Return all lines from the listing below in which the string "Constipation" occurs.

Material provided:
# # #
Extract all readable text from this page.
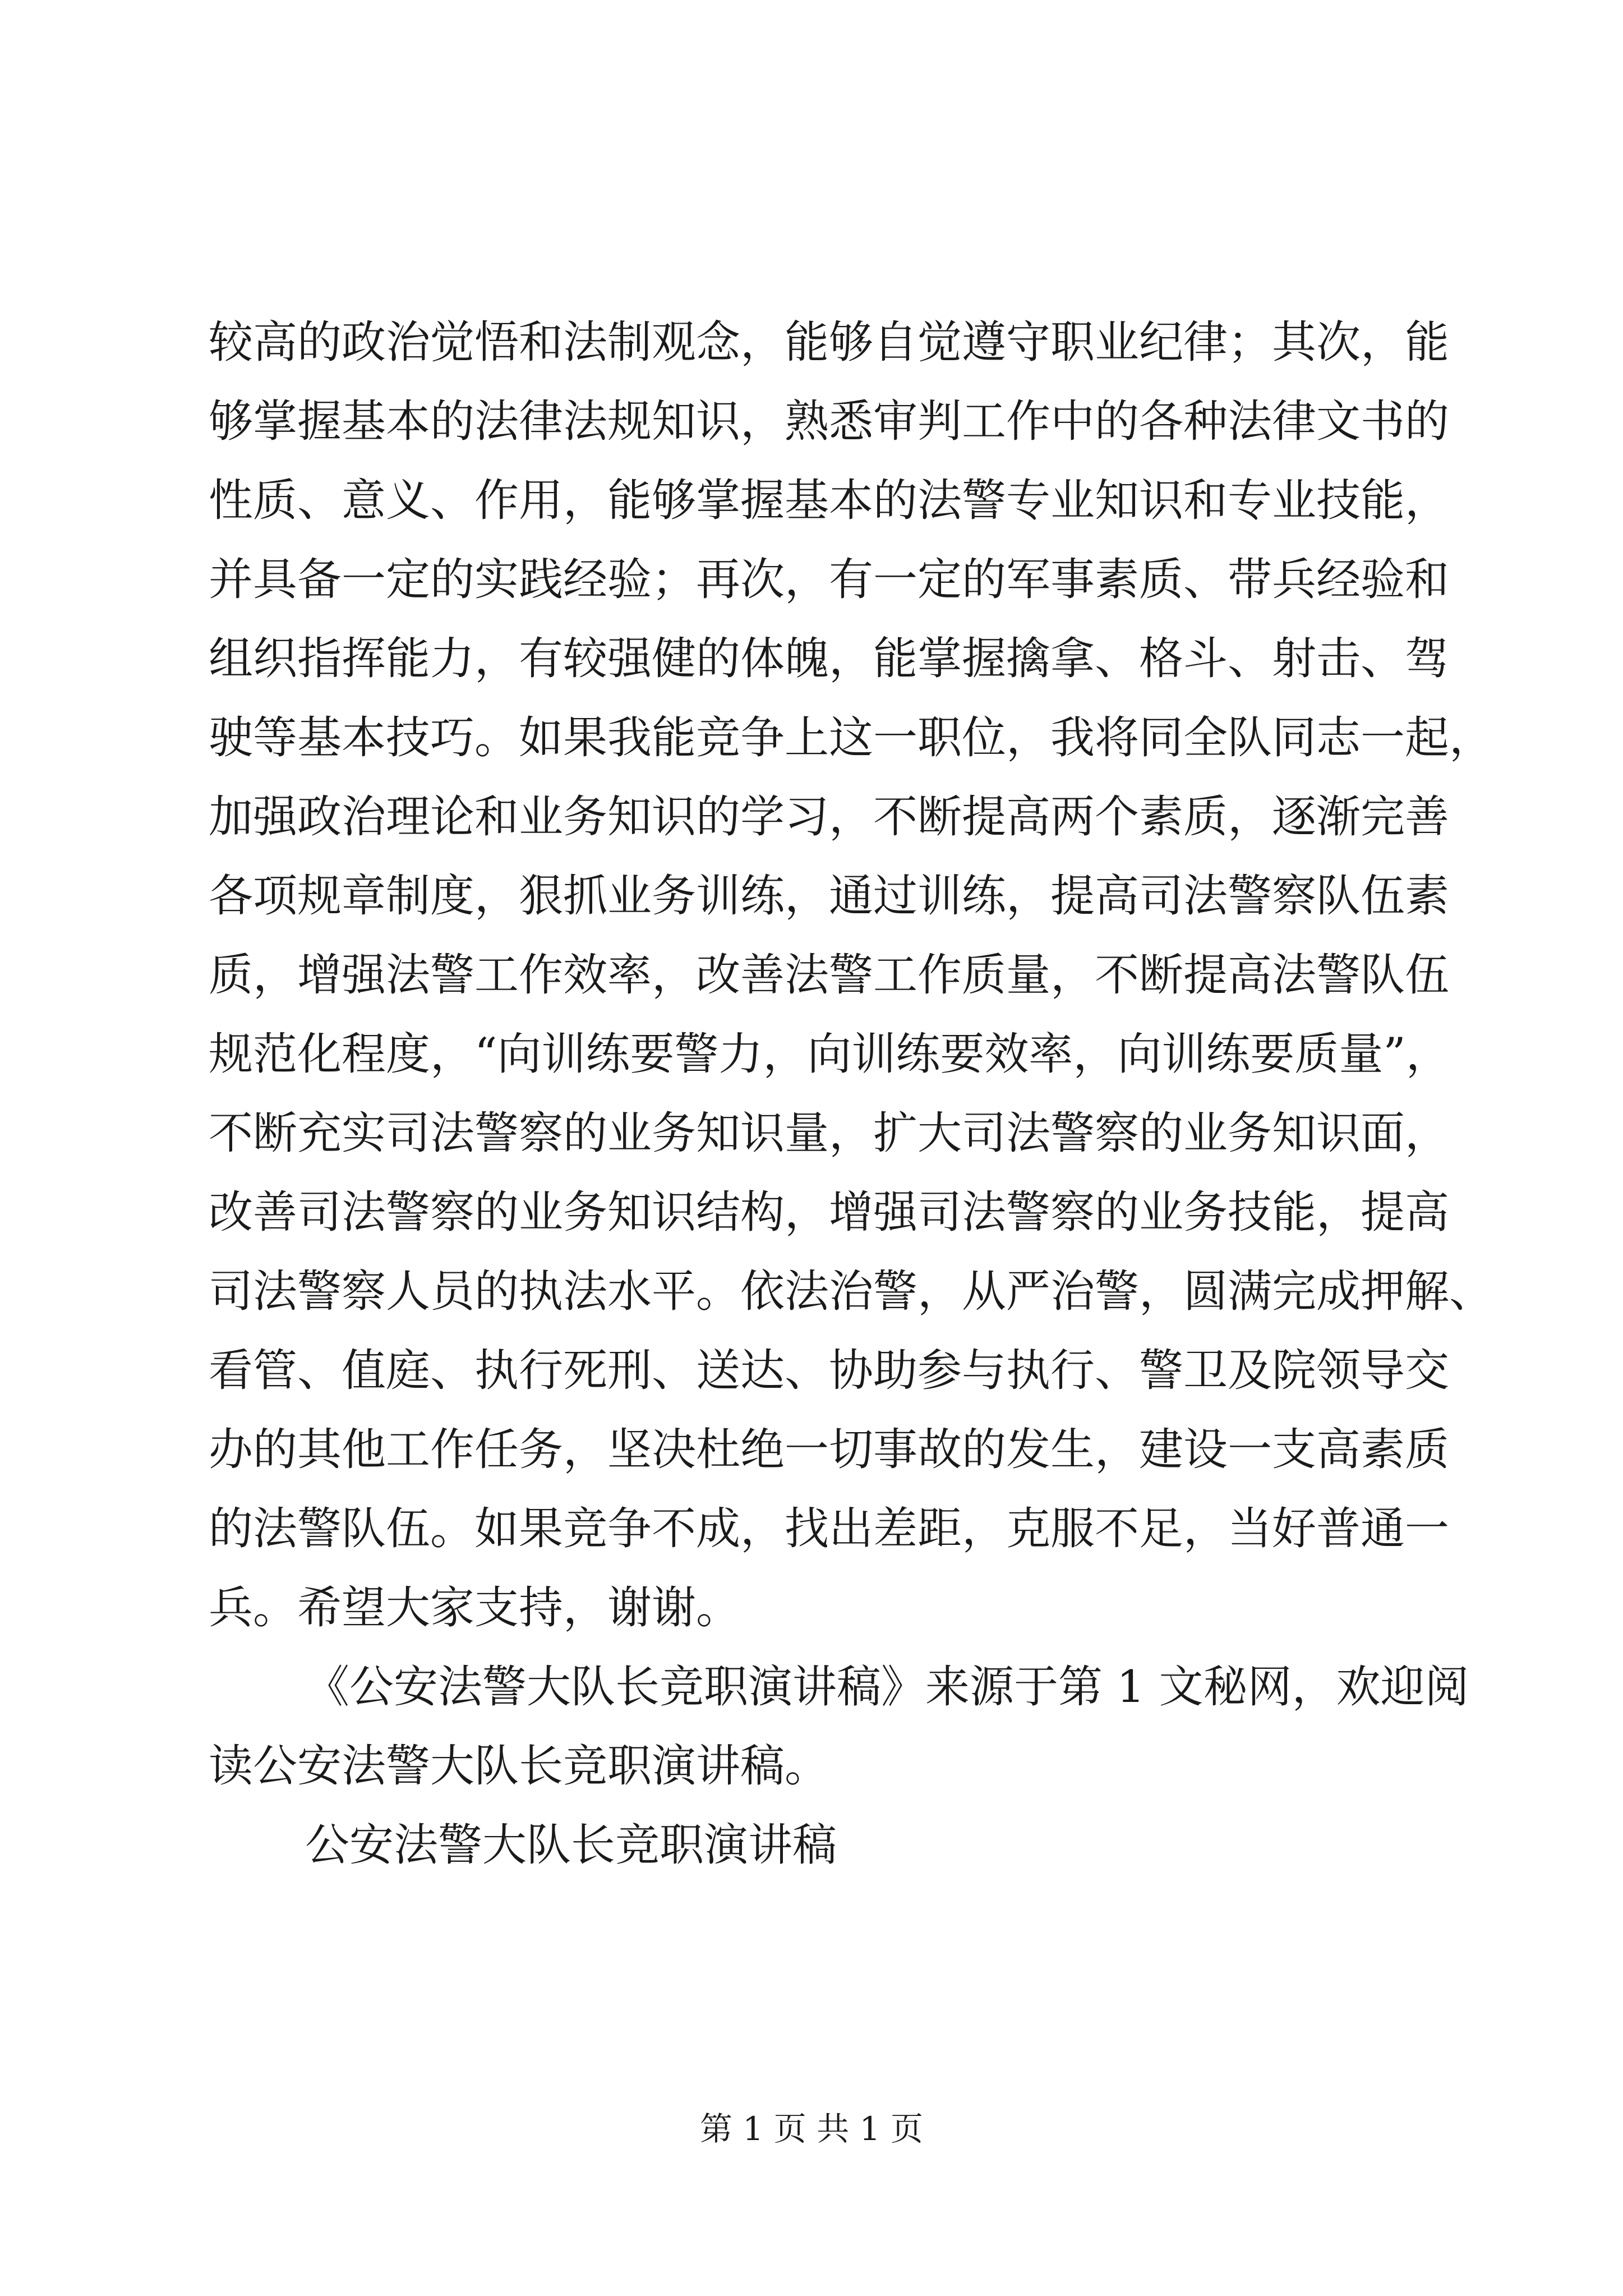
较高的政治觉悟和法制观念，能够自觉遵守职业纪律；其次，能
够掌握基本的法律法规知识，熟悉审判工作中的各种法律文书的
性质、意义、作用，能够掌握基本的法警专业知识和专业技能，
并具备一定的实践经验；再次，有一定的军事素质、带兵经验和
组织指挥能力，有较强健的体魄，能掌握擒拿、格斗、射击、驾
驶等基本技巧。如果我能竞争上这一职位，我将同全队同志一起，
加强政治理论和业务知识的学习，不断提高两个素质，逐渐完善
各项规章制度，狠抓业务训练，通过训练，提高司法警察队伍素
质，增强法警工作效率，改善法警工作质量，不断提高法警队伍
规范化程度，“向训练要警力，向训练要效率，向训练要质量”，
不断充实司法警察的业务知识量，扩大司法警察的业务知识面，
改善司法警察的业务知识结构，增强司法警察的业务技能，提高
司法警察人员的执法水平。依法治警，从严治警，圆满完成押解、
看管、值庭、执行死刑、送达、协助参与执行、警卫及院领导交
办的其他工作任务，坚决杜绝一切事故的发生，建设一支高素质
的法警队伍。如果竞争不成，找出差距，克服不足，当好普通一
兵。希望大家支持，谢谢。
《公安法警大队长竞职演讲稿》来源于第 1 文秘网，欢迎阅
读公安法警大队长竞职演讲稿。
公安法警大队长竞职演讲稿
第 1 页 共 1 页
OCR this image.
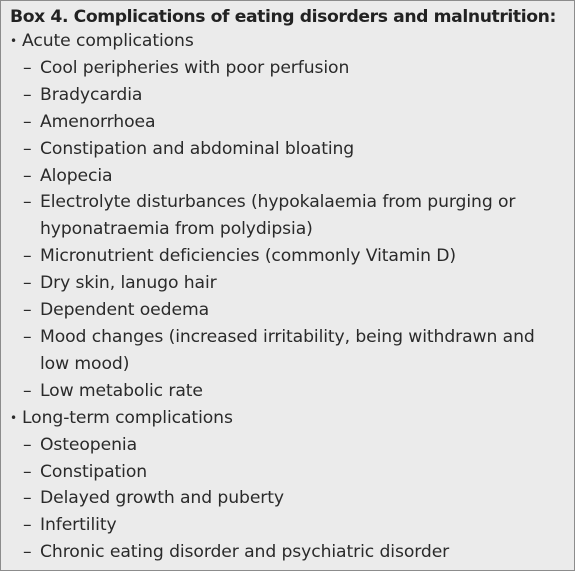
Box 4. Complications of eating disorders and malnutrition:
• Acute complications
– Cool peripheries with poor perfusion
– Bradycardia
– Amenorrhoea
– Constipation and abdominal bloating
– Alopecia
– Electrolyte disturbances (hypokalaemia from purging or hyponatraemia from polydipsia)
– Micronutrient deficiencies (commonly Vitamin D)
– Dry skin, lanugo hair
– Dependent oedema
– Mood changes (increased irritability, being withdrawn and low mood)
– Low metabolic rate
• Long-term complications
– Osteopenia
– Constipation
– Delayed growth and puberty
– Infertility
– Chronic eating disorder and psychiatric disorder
# # #
Result:
– Constipation and abdominal bloating
– Constipation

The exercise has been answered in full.